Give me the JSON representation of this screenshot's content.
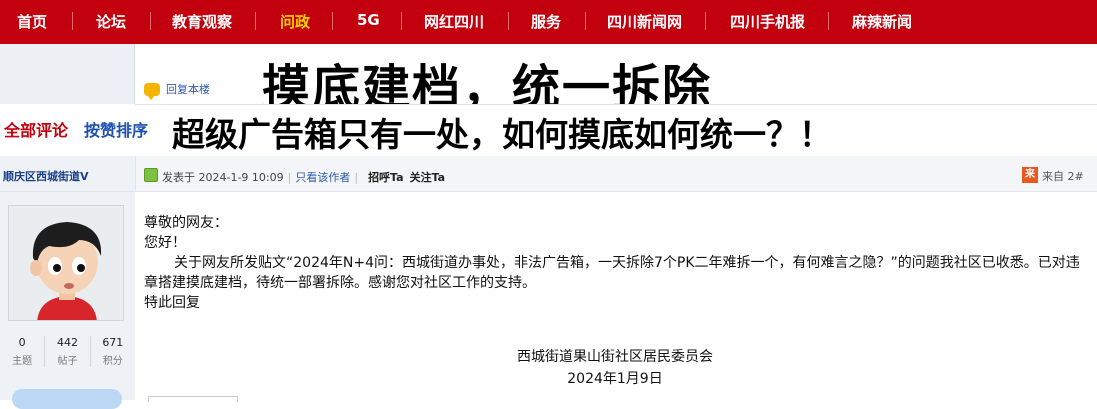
{
  "nav": {
    "items": [
      {
        "label": "首页"
      },
      {
        "label": "论坛"
      },
      {
        "label": "教育观察"
      },
      {
        "label": "问政"
      },
      {
        "label": "5G"
      },
      {
        "label": "网红四川"
      },
      {
        "label": "服务"
      },
      {
        "label": "四川新闻网"
      },
      {
        "label": "四川手机报"
      },
      {
        "label": "麻辣新闻"
      }
    ],
    "active_color": "#ffd200",
    "bg_color": "#c3000d"
  },
  "reply_link": "回复本楼",
  "headline1": "摸底建档，统一拆除",
  "tabs": {
    "all_comments": "全部评论",
    "by_likes": "按赞排序"
  },
  "headline2": "超级广告箱只有一处，如何摸底如何统一？！",
  "user": {
    "name": "顺庆区西城街道V",
    "stats": [
      {
        "value": "0",
        "label": "主题"
      },
      {
        "value": "442",
        "label": "帖子"
      },
      {
        "value": "671",
        "label": "积分"
      }
    ]
  },
  "post": {
    "posted_at": "发表于 2024-1-9 10:09",
    "only_author": "只看该作者",
    "greet": "招呼Ta",
    "follow": "关注Ta",
    "from_icon": "来",
    "from_text": "来自 2#",
    "body": {
      "salutation": "尊敬的网友：",
      "hello": "您好！",
      "paragraph": "关于网友所发贴文“2024年N+4问：西城街道办事处，非法广告箱，一天拆除7个PK二年难拆一个，有何难言之隐？”的问题我社区已收悉。已对违章搭建摸底建档，待统一部署拆除。感谢您对社区工作的支持。",
      "closing": "特此回复"
    },
    "signature": {
      "org": "西城街道果山街社区居民委员会",
      "date": "2024年1月9日"
    }
  }
}
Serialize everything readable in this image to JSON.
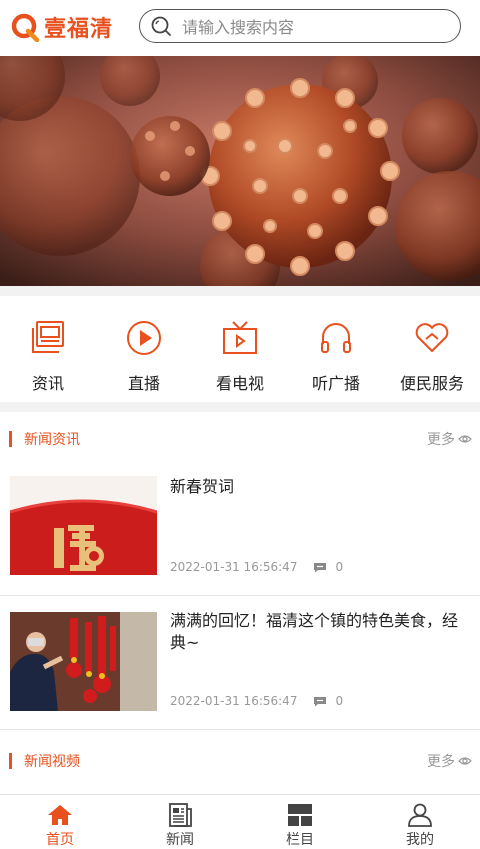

* Job
Search the lines above for the string "this" and copy each line that has it.

* Answer below
Give me the JSON representation of this screenshot's content.
Serialize everything readable in this image to JSON.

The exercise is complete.